• [GOAL]
Reproduce the records below exactly, leaving out any pictures.

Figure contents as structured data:
--- BEGIN ---
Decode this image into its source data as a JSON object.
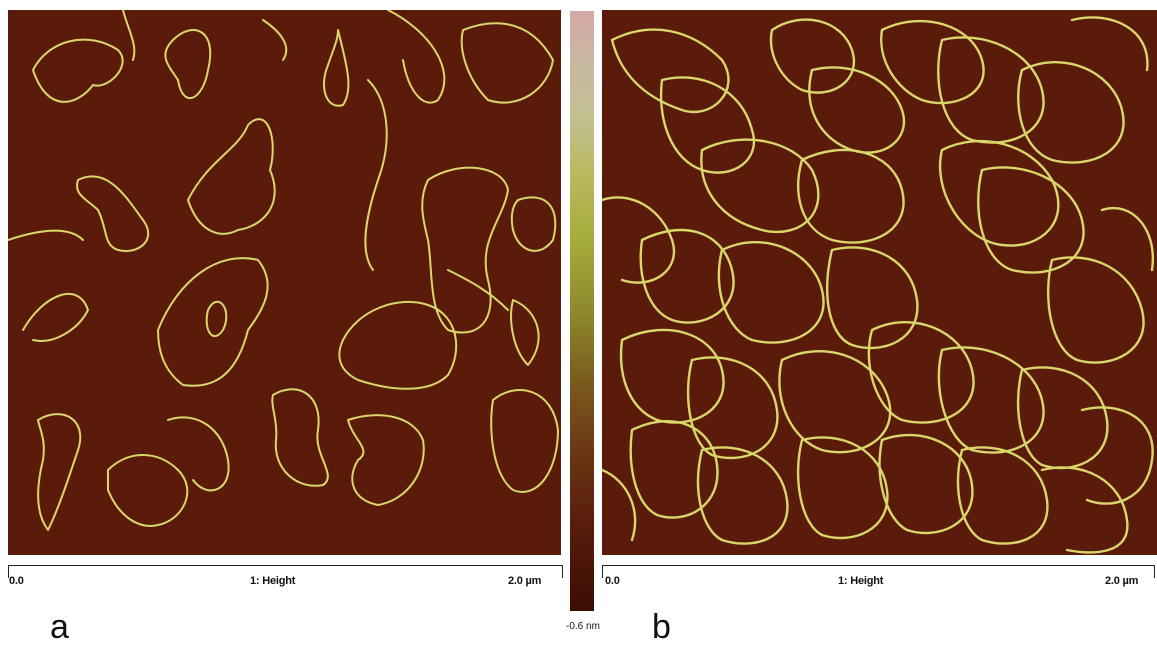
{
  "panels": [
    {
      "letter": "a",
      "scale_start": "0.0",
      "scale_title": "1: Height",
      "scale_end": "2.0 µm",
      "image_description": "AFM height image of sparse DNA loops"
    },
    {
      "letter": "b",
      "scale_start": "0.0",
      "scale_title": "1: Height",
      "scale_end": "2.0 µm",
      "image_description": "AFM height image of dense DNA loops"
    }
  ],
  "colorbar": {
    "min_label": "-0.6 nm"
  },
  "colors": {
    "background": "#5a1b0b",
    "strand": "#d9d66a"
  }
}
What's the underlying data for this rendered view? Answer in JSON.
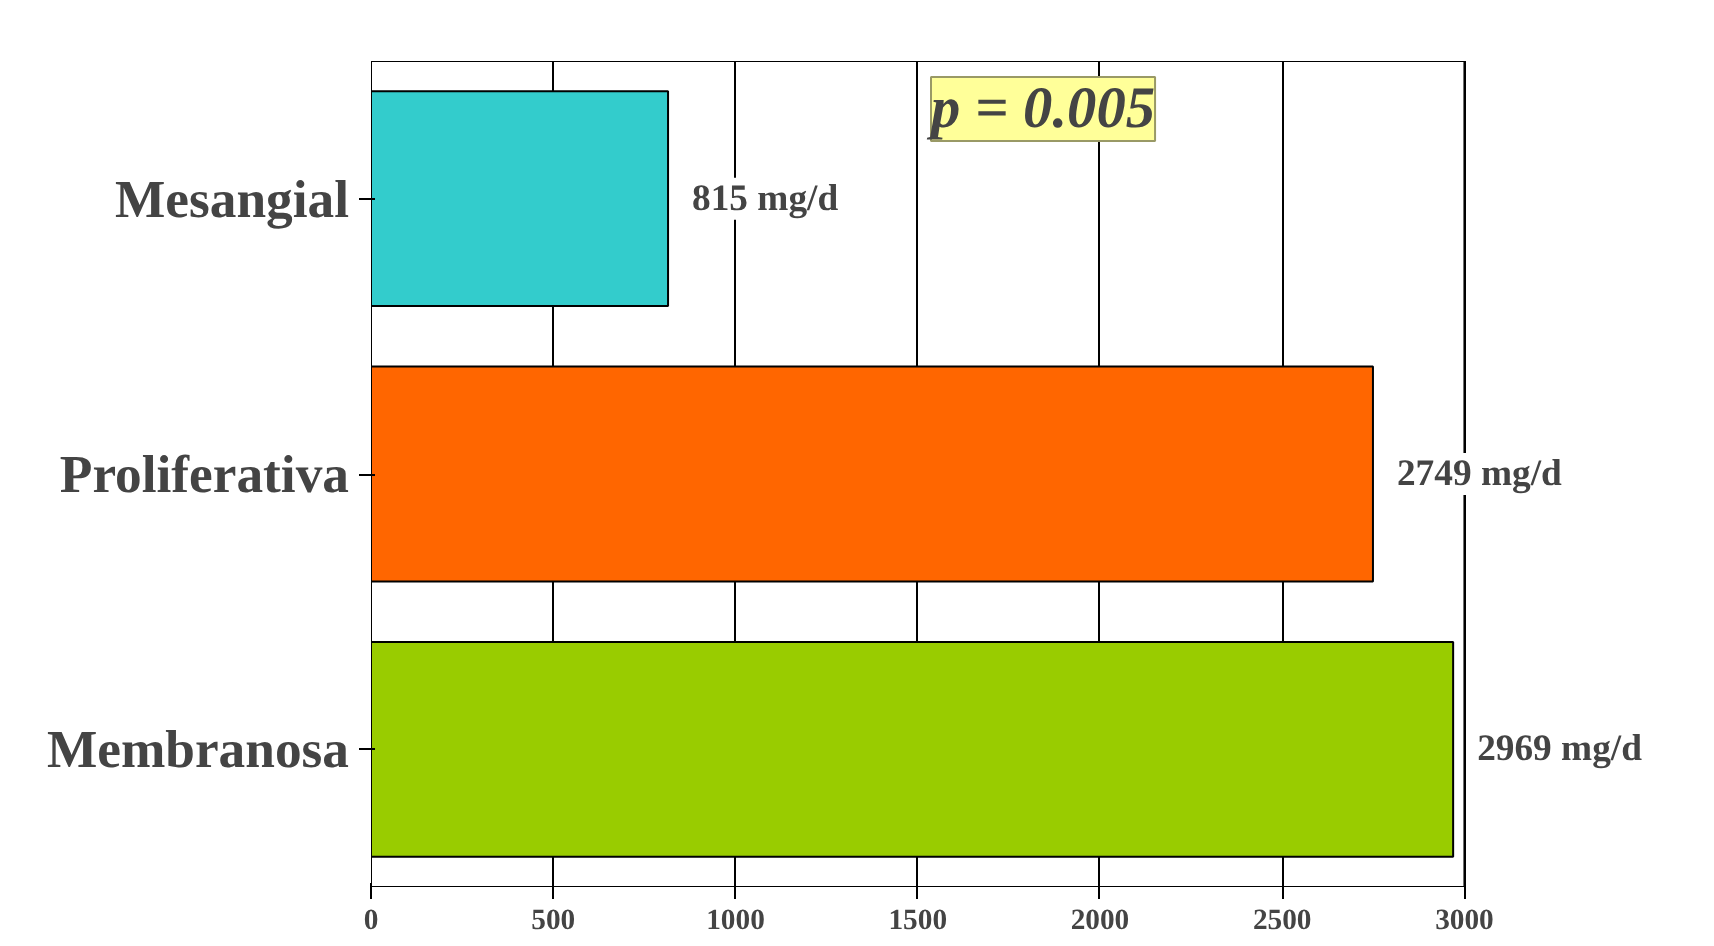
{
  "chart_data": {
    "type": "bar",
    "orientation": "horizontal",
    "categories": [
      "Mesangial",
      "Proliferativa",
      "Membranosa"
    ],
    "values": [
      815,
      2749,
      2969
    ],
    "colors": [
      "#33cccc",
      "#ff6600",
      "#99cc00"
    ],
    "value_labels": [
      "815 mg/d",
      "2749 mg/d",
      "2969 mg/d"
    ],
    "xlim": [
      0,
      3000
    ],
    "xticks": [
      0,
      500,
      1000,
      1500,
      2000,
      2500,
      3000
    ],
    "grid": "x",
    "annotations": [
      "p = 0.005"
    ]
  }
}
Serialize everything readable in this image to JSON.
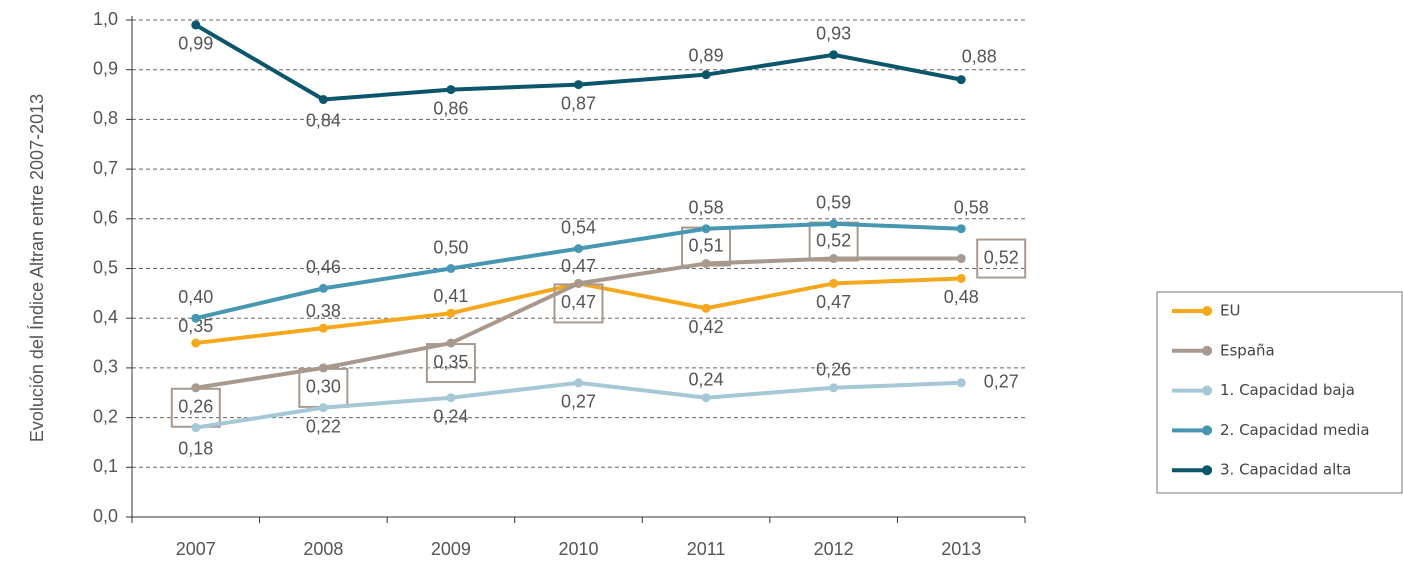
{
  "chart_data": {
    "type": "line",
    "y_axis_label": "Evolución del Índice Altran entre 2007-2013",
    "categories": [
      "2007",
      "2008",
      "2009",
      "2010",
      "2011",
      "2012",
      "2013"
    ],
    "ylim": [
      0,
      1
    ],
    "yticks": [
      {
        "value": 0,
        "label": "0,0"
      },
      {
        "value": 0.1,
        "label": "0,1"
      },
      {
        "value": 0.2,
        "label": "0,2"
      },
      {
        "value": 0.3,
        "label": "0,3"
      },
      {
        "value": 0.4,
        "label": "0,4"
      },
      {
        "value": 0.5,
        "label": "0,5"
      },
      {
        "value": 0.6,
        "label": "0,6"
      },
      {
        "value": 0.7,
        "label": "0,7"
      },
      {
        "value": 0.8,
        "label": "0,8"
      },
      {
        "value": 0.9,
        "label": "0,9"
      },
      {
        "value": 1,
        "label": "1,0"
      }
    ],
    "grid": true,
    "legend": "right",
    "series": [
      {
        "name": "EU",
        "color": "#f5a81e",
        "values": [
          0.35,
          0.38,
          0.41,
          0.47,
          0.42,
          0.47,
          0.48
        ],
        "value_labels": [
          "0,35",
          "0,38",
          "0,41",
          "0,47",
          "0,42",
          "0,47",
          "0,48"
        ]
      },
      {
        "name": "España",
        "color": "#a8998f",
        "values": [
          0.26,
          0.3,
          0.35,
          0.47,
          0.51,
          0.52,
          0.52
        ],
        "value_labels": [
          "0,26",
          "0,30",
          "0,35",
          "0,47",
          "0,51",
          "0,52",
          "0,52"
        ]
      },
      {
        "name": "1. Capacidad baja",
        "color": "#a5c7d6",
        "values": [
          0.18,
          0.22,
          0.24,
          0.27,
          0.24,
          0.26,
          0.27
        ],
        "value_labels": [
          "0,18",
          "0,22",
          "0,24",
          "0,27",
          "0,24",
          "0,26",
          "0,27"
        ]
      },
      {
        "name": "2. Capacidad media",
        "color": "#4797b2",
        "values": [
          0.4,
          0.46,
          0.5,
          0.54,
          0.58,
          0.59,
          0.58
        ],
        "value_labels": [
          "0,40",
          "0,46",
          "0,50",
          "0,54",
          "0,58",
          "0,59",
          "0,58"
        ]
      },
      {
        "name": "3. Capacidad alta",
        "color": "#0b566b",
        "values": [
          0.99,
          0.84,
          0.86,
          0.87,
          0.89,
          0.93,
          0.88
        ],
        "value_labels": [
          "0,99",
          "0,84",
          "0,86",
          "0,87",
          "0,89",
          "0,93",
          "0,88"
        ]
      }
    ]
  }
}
--- END ---
• [FINISHED EXERCISE]
Decode this image into its source data as a JSON object.
{
  "panels": [
    {
      "letter": "a",
      "scale_start": "0.0",
      "scale_title": "1: Height",
      "scale_end": "2.0 µm",
      "image_description": "AFM height image of sparse DNA loops"
    },
    {
      "letter": "b",
      "scale_start": "0.0",
      "scale_title": "1: Height",
      "scale_end": "2.0 µm",
      "image_description": "AFM height image of dense DNA loops"
    }
  ],
  "colorbar": {
    "min_label": "-0.6 nm"
  },
  "colors": {
    "background": "#5a1b0b",
    "strand": "#d9d66a"
  }
}
What's the underlying data for this rendered view? Answer in JSON.
{
  "chart_data": {
    "type": "bar",
    "orientation": "horizontal",
    "categories": [
      "Mesangial",
      "Proliferativa",
      "Membranosa"
    ],
    "values": [
      815,
      2749,
      2969
    ],
    "colors": [
      "#33cccc",
      "#ff6600",
      "#99cc00"
    ],
    "value_labels": [
      "815 mg/d",
      "2749 mg/d",
      "2969 mg/d"
    ],
    "xlim": [
      0,
      3000
    ],
    "xticks": [
      0,
      500,
      1000,
      1500,
      2000,
      2500,
      3000
    ],
    "grid": "x",
    "annotations": [
      "p = 0.005"
    ]
  }
}
Serialize everything readable in this image to JSON.
{
  "chart_data": {
    "type": "line",
    "y_axis_label": "Evolución del Índice Altran entre 2007-2013",
    "categories": [
      "2007",
      "2008",
      "2009",
      "2010",
      "2011",
      "2012",
      "2013"
    ],
    "ylim": [
      0,
      1
    ],
    "yticks": [
      {
        "value": 0,
        "label": "0,0"
      },
      {
        "value": 0.1,
        "label": "0,1"
      },
      {
        "value": 0.2,
        "label": "0,2"
      },
      {
        "value": 0.3,
        "label": "0,3"
      },
      {
        "value": 0.4,
        "label": "0,4"
      },
      {
        "value": 0.5,
        "label": "0,5"
      },
      {
        "value": 0.6,
        "label": "0,6"
      },
      {
        "value": 0.7,
        "label": "0,7"
      },
      {
        "value": 0.8,
        "label": "0,8"
      },
      {
        "value": 0.9,
        "label": "0,9"
      },
      {
        "value": 1,
        "label": "1,0"
      }
    ],
    "grid": true,
    "legend": "right",
    "series": [
      {
        "name": "EU",
        "color": "#f5a81e",
        "values": [
          0.35,
          0.38,
          0.41,
          0.47,
          0.42,
          0.47,
          0.48
        ],
        "value_labels": [
          "0,35",
          "0,38",
          "0,41",
          "0,47",
          "0,42",
          "0,47",
          "0,48"
        ]
      },
      {
        "name": "España",
        "color": "#a8998f",
        "values": [
          0.26,
          0.3,
          0.35,
          0.47,
          0.51,
          0.52,
          0.52
        ],
        "value_labels": [
          "0,26",
          "0,30",
          "0,35",
          "0,47",
          "0,51",
          "0,52",
          "0,52"
        ]
      },
      {
        "name": "1. Capacidad baja",
        "color": "#a5c7d6",
        "values": [
          0.18,
          0.22,
          0.24,
          0.27,
          0.24,
          0.26,
          0.27
        ],
        "value_labels": [
          "0,18",
          "0,22",
          "0,24",
          "0,27",
          "0,24",
          "0,26",
          "0,27"
        ]
      },
      {
        "name": "2. Capacidad media",
        "color": "#4797b2",
        "values": [
          0.4,
          0.46,
          0.5,
          0.54,
          0.58,
          0.59,
          0.58
        ],
        "value_labels": [
          "0,40",
          "0,46",
          "0,50",
          "0,54",
          "0,58",
          "0,59",
          "0,58"
        ]
      },
      {
        "name": "3. Capacidad alta",
        "color": "#0b566b",
        "values": [
          0.99,
          0.84,
          0.86,
          0.87,
          0.89,
          0.93,
          0.88
        ],
        "value_labels": [
          "0,99",
          "0,84",
          "0,86",
          "0,87",
          "0,89",
          "0,93",
          "0,88"
        ]
      }
    ]
  }
}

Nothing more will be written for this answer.